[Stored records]
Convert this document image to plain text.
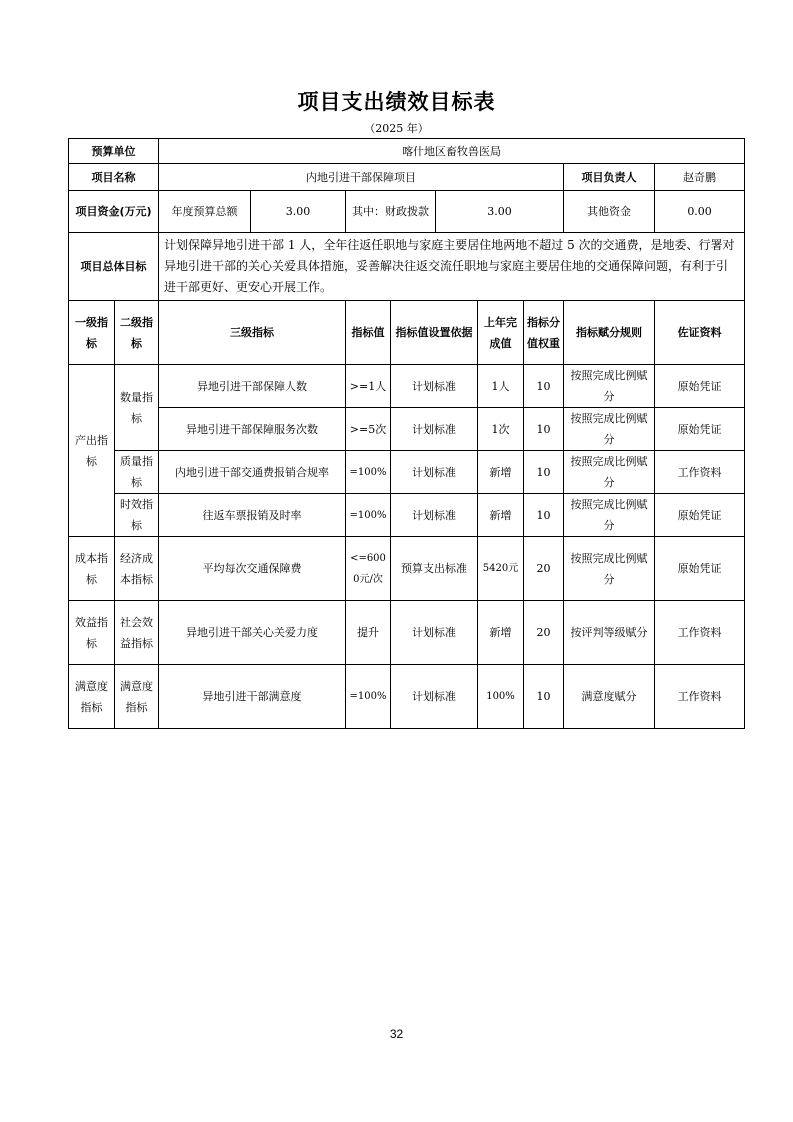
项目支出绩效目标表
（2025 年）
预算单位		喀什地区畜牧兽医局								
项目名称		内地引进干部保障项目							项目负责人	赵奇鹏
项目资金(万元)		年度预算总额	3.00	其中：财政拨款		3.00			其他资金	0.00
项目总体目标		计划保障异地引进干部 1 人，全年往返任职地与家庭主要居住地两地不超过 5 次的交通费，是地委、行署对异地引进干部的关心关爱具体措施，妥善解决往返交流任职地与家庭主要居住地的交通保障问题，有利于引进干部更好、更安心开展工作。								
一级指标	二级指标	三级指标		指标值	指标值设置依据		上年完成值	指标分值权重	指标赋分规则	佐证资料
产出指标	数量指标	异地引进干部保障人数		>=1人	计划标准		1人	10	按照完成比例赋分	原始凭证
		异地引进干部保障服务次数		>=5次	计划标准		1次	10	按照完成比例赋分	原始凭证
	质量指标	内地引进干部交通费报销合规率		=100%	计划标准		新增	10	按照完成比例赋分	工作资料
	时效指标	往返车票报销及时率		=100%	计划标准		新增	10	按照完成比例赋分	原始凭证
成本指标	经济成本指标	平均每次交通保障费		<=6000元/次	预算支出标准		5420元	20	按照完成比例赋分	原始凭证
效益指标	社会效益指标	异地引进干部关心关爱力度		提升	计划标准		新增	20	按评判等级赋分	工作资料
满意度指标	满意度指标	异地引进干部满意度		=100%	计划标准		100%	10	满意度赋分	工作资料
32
---
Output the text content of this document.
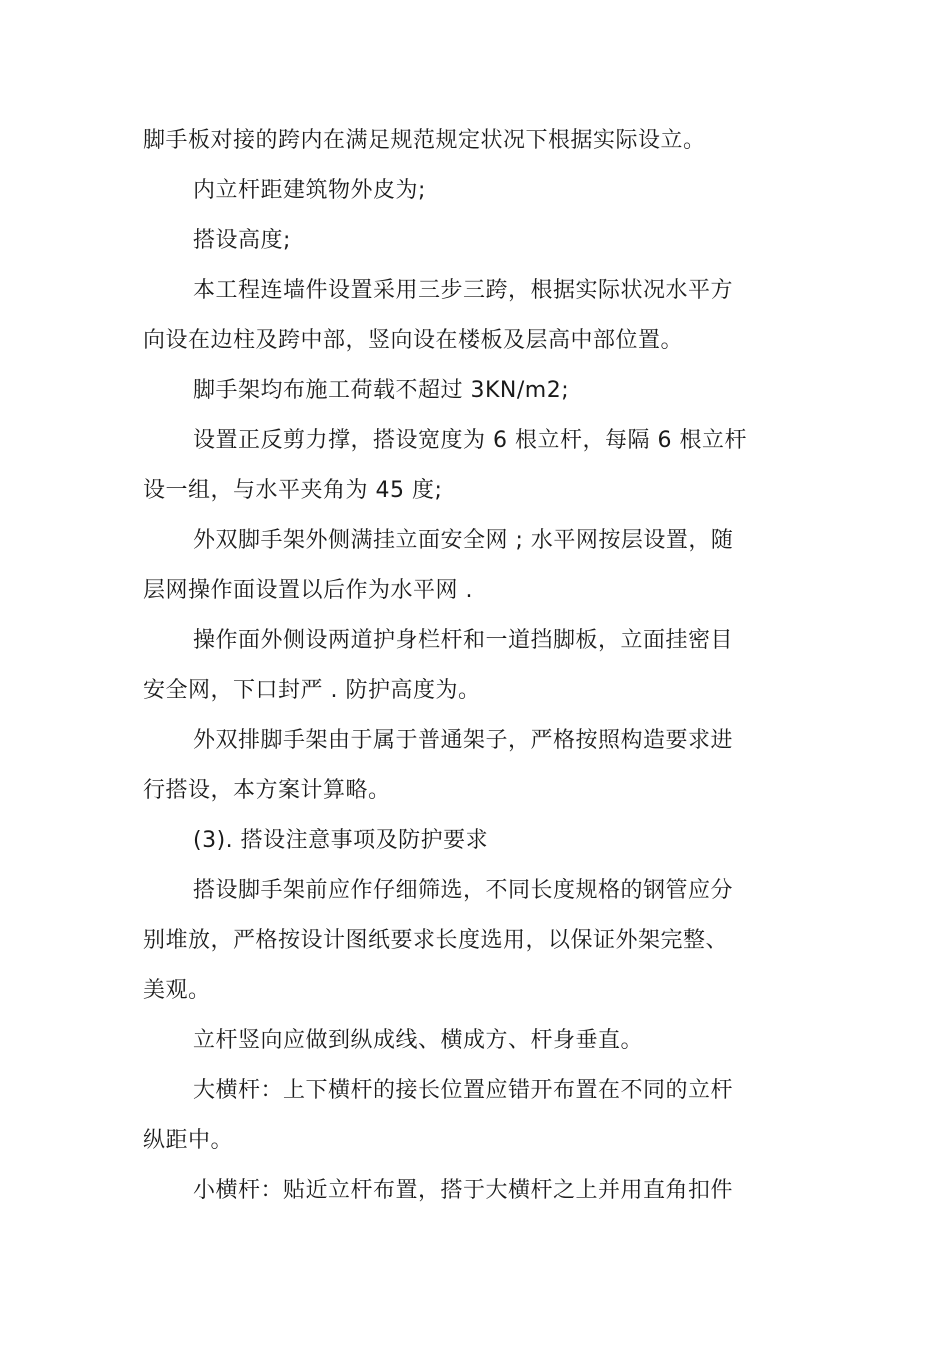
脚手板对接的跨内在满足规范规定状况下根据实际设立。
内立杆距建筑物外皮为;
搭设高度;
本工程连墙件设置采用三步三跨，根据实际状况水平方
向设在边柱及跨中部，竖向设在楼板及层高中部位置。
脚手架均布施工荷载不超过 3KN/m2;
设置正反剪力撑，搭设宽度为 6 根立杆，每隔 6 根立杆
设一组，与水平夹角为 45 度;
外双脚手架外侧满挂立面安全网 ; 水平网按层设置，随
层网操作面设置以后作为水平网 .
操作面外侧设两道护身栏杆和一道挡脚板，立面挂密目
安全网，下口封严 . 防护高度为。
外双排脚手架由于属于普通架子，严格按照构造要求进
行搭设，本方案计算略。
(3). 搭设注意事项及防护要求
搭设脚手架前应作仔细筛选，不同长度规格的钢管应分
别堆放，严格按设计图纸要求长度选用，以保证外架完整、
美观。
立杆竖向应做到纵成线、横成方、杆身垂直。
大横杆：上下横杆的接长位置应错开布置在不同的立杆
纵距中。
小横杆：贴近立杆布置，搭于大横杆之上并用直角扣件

Exercise aim:
Tell how many lines in the material contain the word "text". Only the number is wanted.

Complete response:
2